→ **GIVEN PROBLEM**
Filter the entries below, keeping every line that has the word "confirmed".

→ **ROWS**
################

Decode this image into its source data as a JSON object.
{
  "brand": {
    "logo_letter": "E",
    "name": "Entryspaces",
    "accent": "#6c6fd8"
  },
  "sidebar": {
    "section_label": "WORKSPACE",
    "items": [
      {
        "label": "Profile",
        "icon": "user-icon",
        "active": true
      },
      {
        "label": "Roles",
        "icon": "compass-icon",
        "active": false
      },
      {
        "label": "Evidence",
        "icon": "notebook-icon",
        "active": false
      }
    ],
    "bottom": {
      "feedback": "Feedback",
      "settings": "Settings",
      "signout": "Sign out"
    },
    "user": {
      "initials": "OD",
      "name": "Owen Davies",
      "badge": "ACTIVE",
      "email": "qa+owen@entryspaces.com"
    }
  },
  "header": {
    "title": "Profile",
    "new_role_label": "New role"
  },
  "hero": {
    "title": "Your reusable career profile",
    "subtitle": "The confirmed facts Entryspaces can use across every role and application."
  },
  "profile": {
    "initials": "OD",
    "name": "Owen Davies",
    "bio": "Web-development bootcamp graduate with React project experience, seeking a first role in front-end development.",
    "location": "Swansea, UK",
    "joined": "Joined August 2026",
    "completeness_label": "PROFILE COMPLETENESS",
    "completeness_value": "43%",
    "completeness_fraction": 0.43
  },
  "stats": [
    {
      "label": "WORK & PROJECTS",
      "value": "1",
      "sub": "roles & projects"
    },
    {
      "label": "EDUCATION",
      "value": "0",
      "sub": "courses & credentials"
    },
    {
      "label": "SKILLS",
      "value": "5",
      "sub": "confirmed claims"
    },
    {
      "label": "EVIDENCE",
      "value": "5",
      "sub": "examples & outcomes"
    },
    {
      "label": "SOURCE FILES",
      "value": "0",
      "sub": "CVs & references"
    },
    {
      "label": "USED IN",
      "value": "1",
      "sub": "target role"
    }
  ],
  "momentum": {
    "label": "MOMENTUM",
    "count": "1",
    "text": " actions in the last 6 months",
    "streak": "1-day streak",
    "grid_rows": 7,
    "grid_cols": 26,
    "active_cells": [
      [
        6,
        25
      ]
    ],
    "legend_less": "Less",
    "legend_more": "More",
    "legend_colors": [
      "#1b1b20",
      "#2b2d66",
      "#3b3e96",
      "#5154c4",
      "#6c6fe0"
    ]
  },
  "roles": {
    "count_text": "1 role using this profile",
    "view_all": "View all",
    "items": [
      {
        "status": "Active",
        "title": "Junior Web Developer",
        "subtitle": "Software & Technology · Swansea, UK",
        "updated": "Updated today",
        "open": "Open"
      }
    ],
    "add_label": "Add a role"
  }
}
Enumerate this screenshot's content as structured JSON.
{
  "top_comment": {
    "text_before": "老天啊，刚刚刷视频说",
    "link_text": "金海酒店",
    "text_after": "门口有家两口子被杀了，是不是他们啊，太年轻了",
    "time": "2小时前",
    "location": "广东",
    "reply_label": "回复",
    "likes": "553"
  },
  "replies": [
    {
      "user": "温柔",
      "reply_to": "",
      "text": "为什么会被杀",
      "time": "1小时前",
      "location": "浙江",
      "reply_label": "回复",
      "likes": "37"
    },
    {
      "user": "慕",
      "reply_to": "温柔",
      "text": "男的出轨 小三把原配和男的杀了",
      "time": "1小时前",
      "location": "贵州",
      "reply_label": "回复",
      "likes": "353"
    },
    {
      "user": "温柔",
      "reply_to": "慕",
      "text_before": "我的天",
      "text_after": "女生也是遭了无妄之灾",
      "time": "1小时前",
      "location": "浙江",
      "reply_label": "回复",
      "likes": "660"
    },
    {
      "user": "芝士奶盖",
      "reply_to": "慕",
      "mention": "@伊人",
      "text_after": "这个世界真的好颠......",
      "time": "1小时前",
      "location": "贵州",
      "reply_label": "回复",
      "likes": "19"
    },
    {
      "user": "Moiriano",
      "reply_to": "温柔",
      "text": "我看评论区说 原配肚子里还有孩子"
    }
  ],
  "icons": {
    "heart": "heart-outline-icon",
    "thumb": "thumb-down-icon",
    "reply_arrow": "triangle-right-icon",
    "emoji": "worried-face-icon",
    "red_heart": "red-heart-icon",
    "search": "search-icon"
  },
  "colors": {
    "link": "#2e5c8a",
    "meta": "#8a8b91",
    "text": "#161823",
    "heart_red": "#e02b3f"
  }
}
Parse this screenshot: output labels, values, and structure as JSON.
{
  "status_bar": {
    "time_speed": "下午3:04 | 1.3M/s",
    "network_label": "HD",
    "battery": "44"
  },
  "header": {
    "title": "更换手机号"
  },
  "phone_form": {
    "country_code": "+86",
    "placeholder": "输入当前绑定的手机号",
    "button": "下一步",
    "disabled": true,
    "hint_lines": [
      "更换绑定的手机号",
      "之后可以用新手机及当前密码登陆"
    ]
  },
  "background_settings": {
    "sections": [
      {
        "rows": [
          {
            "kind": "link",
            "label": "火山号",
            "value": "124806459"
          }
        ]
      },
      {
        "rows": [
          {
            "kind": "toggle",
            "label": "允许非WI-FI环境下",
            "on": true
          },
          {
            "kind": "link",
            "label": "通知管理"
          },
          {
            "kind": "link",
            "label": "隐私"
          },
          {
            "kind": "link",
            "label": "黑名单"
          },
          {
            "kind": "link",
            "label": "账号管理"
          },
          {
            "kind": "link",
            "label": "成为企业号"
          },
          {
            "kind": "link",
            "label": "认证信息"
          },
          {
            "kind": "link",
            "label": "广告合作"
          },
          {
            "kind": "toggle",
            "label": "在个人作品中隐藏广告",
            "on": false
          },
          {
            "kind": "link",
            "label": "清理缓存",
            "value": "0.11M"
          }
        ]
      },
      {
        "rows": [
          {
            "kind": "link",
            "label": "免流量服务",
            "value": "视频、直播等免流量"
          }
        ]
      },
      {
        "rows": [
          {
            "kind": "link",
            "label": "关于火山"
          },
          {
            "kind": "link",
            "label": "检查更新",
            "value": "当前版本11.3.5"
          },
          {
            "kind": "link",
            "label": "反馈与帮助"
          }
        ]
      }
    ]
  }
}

################

→ **TASK OUTPUT**
    "subtitle": "The confirmed facts Entryspaces can use across every role and application."
      "sub": "confirmed claims"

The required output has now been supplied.